Pull out each line of the records holding the string "icon".

= Data rows =
========
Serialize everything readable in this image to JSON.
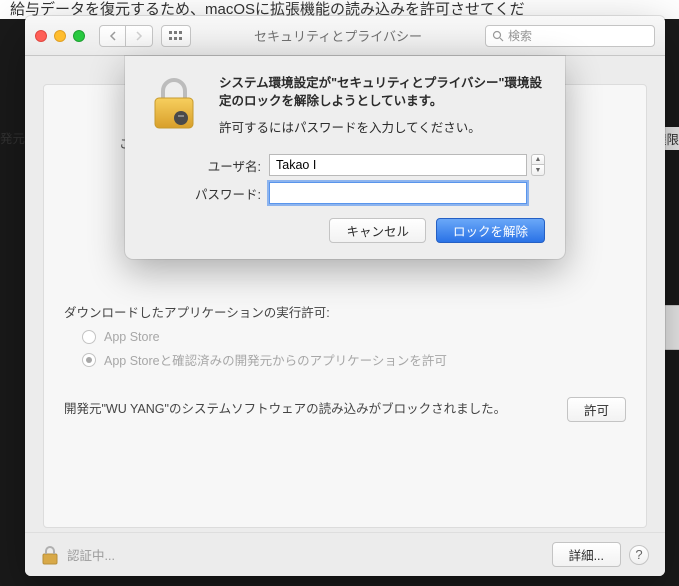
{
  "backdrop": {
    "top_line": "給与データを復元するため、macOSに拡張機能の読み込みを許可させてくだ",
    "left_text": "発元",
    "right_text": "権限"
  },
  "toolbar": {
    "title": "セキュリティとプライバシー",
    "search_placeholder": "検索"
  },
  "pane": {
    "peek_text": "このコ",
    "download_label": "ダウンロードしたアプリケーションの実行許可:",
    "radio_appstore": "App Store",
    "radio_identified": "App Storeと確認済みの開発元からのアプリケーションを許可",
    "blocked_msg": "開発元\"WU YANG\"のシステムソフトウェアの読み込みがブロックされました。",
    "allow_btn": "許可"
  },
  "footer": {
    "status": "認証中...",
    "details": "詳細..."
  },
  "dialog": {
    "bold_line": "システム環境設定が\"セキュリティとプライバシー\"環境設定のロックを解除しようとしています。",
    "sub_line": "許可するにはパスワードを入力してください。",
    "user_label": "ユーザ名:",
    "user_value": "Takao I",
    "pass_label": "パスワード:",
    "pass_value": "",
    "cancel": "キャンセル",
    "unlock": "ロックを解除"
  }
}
========
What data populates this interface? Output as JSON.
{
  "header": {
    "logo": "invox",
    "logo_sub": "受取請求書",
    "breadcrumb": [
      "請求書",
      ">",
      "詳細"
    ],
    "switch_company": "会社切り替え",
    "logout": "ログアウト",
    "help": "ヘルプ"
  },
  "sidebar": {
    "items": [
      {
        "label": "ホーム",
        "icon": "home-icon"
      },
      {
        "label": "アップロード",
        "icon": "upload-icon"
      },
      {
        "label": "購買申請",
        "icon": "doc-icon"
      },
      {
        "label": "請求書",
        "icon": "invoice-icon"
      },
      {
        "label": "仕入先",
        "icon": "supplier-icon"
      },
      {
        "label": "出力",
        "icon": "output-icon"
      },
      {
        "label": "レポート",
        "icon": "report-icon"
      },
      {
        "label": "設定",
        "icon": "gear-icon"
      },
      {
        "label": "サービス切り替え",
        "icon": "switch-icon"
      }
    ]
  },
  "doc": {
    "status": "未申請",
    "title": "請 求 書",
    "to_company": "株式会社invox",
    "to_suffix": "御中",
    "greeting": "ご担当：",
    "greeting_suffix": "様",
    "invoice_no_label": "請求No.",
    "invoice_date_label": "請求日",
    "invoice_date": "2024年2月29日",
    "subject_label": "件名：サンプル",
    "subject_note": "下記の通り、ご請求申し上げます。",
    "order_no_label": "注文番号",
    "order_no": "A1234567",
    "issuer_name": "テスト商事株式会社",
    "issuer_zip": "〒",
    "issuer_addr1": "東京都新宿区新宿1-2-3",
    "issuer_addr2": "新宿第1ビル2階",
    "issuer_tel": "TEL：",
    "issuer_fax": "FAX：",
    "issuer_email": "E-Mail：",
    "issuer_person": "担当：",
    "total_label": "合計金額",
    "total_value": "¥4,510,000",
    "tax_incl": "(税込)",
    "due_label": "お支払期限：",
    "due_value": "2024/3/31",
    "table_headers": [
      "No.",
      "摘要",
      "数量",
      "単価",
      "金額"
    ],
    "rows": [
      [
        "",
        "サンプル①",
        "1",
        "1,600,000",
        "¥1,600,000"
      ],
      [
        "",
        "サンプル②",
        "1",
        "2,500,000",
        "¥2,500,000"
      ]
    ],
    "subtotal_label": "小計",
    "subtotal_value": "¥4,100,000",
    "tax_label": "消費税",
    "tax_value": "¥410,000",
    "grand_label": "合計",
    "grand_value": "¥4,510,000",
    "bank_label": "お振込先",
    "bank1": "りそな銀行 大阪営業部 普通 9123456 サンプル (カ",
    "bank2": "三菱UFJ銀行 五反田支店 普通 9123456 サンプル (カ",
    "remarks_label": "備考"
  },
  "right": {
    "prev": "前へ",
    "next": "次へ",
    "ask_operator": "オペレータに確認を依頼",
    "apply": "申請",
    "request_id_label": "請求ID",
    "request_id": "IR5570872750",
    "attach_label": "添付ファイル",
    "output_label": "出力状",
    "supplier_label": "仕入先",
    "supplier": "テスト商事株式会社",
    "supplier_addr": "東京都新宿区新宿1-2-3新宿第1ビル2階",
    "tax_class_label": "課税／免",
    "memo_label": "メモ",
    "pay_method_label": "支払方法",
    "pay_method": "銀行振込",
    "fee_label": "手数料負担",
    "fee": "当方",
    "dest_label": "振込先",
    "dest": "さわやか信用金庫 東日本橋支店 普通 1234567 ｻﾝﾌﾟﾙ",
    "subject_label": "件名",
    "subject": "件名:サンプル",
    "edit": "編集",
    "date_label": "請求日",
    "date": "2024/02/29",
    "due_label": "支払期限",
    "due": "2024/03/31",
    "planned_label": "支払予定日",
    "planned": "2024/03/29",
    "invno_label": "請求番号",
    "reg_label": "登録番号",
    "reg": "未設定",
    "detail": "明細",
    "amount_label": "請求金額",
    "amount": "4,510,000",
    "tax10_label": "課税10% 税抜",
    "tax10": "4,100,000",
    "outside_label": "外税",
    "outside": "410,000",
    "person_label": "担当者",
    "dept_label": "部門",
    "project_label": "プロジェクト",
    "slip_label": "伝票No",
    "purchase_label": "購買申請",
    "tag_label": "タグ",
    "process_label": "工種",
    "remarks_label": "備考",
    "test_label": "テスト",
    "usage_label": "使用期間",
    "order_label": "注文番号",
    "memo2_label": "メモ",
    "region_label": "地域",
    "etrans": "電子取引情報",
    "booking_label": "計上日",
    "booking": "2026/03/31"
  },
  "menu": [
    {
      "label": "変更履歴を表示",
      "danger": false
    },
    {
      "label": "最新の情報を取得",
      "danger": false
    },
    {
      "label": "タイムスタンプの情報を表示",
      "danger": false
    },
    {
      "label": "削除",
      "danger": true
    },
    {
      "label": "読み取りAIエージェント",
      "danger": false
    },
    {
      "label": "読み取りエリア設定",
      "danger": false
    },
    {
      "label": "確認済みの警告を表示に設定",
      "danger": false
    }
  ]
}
========
= Response to this task =
        "icon": "home-icon"
        "icon": "upload-icon"
        "icon": "doc-icon"
        "icon": "invoice-icon"
        "icon": "supplier-icon"
        "icon": "output-icon"
        "icon": "report-icon"
        "icon": "gear-icon"
        "icon": "switch-icon"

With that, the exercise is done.